## Extrait du texte
═══

L’UPC et la politique nationale au Congo

La relation a déjà conduit à des spéculations sur des accords possibles dans le passé. Un militant a rappelé que Lubanga avait rendu visite à Tshisekedi à Kinshasa avant d’être arrêté. On ne sait pas si cela a eu un impact significatif, certains cadres ont soutenu que l’arrestation était injuste, arguant que Lubanga était juste un petit poisson et que les gros poissons jouissaient encore d’une « liberté tranquille », mais le parti dans son ensemble n’a pas adopté une position officielle. Il y a des spéculations selon lesquelles il pourrait y avoir des soutiens plus forts pour Lubanga dans le parti, mais qu’ils hésitaient encore avant de se jeter à l’eau et annoncer publiquement leur position.

Un militant a souligné que même sans aucun accord concret avec Lubanga, la visite allait stimuler les opinions favorables à Tshisekedi en Ituri. « La visite en elle-même signifie que la détention de Lubanga est une préoccupation nationale et sera vue comme un acte de soutien de la communauté Hema. » D’autres observateurs spéculent que la visite de Tshisekedi visait à charmer Lubanga et à chercher son soutien à la candidature de Tshisekedi à l’élection. Certains ont salué cet effort, Clément Kanku, leader du Mouvement pour le Renouveau (MR), a salué les efforts visant à réunir tous ceux qui étaient en faveur du changement au Congo. Cité dans Le Potentiel, il a salué l’approche « prise par Etienne Tshisekedi wa Mulumba, candidat de l’opposition à la présidentielle de 2011, en rencontrant en vue d’une coordination fructueuse le Président du MLC Jean-Pierre Bemba et Thomas Lubanga, deux compatriotes détenus dans les prisons de la CPI et dont le poids politique, à l’heure actuelle, reste indéniable. »

La question de savoir où ira le soutien des électeurs UPC en l’absence d’une déclaration forte de Lubanga, reste ouverte. Selon l’analyse d’un journaliste local sur une station de radio communautaire basée à Mahagi, Tshisekedi semble être un choix plus naturel pour les Ituriens que l’un de ses principaux rivaux dans l’opposition, Vital Kamerhe. Il a souligné que les Ituriens n’allaient pas oublier le rôle que Kamerhe avait joué en 2003 dans la déstabilisation du parti de Lubanga, l’Union des patriotes congolais (UPC). L’Accord de Dar es Salaam, à la négociation duquel a participé Kamerhe, a facilité la coopération entre les deux gouvernements pour la coordination des mouvements rebelles opposés à l’UPC qui l’ont finalement chassée de Bunia. Un autre facteur qui pourrait conduire les partisans UPC à se ranger du côté de l’UDPS est le fait que l’UDPS a intégré les anciens membres de l’UPC dans ses rangs dans la région.

Toutefois, certains commentateurs doutent de l’efficacité des efforts de Tshisekedi dans la recherche du soutien de l’UPC, car le parti a également été en contact avec l’Union de la Nation Congolaise (UNC) de Kamerhe. Selon le site internet Congo Direct, l’UPC et l’UNC ont signé un « accord politique spécial » l’année dernière, ce qui suggère que l’UNC peut avoir le soutien UPC dans le sac.

Quelles implications pour l’engagement de l’UPC pour la reddition des comptes au Congo?

═══

## Consigne 1
Recopiez à l'identique les lignes ci-dessous, depuis celle qui contient « Patent image size: (785, 726). » jusqu'à celle qui contient « The lens 9 is at (327, 657). », toutes deux comprises.

## Données fournies
═══

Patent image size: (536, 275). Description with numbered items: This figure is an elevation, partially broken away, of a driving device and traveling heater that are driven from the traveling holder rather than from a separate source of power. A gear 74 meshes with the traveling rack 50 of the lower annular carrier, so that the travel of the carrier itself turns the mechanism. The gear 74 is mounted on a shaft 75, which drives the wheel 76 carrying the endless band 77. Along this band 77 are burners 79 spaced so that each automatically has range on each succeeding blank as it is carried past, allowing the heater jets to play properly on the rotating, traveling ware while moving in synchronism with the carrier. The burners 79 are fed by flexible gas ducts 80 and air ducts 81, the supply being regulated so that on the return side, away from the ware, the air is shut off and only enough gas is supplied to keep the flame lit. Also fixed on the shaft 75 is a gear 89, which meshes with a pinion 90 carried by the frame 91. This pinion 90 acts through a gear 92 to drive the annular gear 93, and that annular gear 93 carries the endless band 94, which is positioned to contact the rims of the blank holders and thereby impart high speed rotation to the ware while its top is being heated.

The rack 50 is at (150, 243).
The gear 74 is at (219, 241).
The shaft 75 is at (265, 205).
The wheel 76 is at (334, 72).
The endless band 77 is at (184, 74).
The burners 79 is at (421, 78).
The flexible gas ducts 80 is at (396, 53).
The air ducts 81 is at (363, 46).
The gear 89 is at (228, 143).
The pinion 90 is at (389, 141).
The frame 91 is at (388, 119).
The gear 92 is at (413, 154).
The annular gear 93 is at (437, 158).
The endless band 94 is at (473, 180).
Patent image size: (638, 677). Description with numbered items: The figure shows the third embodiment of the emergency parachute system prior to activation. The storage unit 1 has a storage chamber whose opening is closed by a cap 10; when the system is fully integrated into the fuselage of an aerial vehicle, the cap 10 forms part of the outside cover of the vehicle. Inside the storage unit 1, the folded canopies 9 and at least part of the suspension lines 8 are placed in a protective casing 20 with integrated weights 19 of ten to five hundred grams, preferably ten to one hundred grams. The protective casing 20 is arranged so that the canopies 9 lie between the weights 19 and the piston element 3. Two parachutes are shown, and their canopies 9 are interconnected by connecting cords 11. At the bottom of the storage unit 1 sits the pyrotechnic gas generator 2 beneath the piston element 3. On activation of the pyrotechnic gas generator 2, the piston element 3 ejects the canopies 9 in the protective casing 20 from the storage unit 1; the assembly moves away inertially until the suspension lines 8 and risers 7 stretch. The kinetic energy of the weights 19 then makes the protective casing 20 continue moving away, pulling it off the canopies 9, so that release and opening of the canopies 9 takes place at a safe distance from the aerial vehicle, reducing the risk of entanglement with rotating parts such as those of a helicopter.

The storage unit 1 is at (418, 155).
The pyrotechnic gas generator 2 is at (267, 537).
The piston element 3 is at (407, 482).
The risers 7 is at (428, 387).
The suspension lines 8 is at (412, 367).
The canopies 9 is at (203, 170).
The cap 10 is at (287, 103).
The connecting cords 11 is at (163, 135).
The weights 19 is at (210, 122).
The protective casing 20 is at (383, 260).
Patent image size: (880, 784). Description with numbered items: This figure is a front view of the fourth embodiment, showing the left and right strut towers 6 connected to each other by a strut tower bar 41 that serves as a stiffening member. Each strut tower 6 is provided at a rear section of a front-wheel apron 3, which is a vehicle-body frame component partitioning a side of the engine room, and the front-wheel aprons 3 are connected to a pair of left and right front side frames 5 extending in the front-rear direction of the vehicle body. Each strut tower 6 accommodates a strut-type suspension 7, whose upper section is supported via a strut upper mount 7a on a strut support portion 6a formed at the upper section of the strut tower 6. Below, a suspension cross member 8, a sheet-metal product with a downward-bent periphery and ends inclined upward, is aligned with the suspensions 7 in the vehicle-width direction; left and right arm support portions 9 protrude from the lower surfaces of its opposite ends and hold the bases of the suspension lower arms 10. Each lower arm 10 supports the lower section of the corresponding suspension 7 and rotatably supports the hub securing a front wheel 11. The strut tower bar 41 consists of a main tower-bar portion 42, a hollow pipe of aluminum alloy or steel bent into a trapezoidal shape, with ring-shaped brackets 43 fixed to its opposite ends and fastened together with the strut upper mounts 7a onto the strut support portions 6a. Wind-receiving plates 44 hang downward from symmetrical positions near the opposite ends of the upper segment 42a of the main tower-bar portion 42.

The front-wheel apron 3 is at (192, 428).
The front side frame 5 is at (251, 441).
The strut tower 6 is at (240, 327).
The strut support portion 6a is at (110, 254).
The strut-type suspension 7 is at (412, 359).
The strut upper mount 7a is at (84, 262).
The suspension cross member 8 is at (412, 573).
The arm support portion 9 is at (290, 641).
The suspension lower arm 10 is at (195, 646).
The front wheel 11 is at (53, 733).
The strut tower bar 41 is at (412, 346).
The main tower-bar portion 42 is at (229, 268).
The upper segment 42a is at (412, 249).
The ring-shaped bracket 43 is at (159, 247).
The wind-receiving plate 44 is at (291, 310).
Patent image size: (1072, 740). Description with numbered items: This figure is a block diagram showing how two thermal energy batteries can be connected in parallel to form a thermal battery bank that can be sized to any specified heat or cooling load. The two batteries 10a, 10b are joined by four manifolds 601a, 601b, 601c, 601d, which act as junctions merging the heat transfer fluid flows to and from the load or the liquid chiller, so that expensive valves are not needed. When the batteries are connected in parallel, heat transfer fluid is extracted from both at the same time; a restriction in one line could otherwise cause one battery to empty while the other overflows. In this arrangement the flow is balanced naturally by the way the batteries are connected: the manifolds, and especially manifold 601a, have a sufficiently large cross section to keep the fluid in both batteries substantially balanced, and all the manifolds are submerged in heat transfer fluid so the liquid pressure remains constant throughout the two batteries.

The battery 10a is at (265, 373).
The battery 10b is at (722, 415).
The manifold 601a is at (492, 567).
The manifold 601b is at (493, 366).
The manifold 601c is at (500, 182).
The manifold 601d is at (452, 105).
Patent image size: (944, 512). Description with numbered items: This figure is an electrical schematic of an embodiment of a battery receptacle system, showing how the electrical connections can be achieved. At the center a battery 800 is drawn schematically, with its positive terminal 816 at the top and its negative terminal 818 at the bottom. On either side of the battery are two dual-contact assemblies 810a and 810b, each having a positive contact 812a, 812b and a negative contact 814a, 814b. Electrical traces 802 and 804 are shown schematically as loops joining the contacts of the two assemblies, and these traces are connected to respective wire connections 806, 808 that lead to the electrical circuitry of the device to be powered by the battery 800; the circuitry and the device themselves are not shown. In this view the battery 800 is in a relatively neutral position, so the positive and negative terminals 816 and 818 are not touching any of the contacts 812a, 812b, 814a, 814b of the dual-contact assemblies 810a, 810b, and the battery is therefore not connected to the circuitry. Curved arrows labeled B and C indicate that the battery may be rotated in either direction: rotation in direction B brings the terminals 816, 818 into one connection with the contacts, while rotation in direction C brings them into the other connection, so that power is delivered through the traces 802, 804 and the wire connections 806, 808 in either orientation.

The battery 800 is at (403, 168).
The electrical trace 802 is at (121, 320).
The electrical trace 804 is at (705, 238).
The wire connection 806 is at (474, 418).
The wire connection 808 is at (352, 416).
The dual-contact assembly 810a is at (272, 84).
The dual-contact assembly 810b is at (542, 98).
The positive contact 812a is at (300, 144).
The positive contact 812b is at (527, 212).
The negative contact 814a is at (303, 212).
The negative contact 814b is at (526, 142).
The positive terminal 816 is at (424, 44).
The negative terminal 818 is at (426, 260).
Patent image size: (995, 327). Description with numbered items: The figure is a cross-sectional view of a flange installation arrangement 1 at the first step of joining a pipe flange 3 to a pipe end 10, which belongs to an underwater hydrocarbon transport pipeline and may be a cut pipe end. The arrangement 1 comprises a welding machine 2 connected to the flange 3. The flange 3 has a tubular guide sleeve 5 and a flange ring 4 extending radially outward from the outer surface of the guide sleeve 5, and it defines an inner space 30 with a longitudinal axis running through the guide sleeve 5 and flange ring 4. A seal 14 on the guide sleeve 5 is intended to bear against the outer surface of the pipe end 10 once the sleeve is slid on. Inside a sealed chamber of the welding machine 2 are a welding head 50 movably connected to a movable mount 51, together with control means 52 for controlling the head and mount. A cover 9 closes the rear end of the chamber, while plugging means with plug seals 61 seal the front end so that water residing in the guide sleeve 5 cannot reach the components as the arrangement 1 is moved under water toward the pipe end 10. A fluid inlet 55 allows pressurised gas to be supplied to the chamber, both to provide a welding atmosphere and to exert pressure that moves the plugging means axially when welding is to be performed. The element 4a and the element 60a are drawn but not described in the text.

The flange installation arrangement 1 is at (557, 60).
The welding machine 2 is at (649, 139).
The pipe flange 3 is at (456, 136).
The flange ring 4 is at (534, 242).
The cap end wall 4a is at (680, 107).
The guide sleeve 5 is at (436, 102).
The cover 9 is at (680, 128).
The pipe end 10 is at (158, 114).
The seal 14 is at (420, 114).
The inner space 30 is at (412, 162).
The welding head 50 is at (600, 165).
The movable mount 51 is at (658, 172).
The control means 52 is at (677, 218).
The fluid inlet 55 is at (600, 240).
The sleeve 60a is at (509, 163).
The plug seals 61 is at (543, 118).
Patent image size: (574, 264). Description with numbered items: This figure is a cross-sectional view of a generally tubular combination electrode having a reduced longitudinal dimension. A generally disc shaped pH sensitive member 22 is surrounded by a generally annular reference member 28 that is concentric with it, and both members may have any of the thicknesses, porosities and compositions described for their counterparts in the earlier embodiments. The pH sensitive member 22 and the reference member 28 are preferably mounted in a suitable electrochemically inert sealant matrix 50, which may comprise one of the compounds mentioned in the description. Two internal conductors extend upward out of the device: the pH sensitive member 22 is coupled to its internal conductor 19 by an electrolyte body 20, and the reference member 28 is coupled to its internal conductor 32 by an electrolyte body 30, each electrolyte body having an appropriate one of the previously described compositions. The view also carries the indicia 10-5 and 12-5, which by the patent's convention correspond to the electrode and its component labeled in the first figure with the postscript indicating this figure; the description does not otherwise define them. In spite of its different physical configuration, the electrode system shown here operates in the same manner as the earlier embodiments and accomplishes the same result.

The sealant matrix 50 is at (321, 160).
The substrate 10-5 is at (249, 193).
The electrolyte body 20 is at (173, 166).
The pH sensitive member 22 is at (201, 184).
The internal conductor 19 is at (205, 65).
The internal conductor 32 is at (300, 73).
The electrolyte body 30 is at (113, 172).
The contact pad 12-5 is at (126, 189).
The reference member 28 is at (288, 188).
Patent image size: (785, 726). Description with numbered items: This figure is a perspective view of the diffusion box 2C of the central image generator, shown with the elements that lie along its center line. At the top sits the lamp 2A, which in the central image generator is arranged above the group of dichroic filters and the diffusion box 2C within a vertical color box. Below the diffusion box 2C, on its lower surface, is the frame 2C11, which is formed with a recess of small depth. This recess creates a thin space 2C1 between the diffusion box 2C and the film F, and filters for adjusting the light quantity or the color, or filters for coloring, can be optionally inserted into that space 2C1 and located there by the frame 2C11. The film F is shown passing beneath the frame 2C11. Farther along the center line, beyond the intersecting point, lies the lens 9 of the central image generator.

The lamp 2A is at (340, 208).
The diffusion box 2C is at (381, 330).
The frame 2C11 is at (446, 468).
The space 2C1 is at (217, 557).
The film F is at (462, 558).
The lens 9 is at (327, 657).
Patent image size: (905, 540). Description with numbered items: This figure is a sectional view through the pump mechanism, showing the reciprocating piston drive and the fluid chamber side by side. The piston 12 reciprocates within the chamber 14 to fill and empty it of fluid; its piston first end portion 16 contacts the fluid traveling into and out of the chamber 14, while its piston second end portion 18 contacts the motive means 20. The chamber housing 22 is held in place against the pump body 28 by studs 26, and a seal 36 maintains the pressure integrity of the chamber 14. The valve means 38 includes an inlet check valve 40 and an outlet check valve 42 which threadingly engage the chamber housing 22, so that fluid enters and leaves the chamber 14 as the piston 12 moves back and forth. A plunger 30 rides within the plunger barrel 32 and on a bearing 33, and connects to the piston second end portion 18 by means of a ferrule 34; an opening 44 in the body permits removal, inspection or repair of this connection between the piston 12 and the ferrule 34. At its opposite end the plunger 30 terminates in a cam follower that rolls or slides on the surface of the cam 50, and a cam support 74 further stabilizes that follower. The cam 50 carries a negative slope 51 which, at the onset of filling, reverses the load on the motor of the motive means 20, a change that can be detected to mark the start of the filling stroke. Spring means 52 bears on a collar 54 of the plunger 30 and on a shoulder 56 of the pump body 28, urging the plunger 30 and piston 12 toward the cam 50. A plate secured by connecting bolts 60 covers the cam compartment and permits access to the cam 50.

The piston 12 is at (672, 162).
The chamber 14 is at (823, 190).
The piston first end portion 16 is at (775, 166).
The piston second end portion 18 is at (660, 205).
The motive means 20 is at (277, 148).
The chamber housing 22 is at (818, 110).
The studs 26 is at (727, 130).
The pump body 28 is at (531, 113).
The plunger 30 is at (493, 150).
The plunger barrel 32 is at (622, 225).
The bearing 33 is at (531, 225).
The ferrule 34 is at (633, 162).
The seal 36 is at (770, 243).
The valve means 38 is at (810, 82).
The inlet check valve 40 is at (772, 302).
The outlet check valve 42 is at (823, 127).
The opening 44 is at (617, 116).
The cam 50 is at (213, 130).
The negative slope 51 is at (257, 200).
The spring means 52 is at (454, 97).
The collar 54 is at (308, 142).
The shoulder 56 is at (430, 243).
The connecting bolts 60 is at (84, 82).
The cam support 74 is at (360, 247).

═══

## Consigne 2
Prolongez l'extrait sur l'UPC et la politique nationale au Congo à partir de l'endroit où il s'arrête.

## Réponse attendue 1
Patent image size: (785, 726). Description with numbered items: This figure is a perspective view of the diffusion box 2C of the central image generator, shown with the elements that lie along its center line. At the top sits the lamp 2A, which in the central image generator is arranged above the group of dichroic filters and the diffusion box 2C within a vertical color box. Below the diffusion box 2C, on its lower surface, is the frame 2C11, which is formed with a recess of small depth. This recess creates a thin space 2C1 between the diffusion box 2C and the film F, and filters for adjusting the light quantity or the color, or filters for coloring, can be optionally inserted into that space 2C1 and located there by the frame 2C11. The film F is shown passing beneath the frame 2C11. Farther along the center line, beyond the intersecting point, lies the lens 9 of the central image generator.

The lamp 2A is at (340, 208).
The diffusion box 2C is at (381, 330).
The frame 2C11 is at (446, 468).
The space 2C1 is at (217, 557).
The film F is at (462, 558).
The lens 9 is at (327, 657).

## Réponse attendue 2
Il y a toutefois eu des récriminations sur le terrain au sujet de cette tentative de rapprochement entre anciens rivaux. Par exemple, le journal local de Bunia, Le Pacificateur, a rapporté que peu de temps après l’annonce de cet accord, un porte-parole de la communauté Hema a annoncé que la communauté Hema ne reconnaît aucune obligation dans cette alliance et a souligné qu’il était important d’établir une distinction entre la communauté Hema et l’UPC. Le porte-parole, cependant, aurait été plus tard pris à partie par les membres de l’UPC. Selon un militant congolais de l’Ituri, les signes d’une alliance entre l’UPC et UNC sont extrêmement visibles sur le terrain. Selon lui, dans les coulisses, des partisans font circuler des rumeurs selon lesquelles, si l’opposition gagne « les droits de Lubanga comme ressortissant congolais seront assurés. »

Que pourrait signifier cette affirmation des droits dans la pratique? Selon les militants beaucoup de gens dans la population générale croient que Lubanga n’a pu être arrêté que parce qu’il n’avait pas l’appui du gouvernement, et il y a une conviction générale que le gouvernement aurait au moins pu soutenir Lubanga. Mais selon un militant, « il est peut-être trop tard pour Lubanga », et il faisait allusion au fait que le procès a pris fin. Il spécule qu’un accord pourrait tourner autour de positions potentielles en cas d’acquittement. Cependant, un autre militant souligne qu’il existe la possibilité que le gouvernement congolais soutienne Lubanga en appel ou qu’il négocie un accord pour qu’il purge sa peine au Congo dans des conditions clémentes.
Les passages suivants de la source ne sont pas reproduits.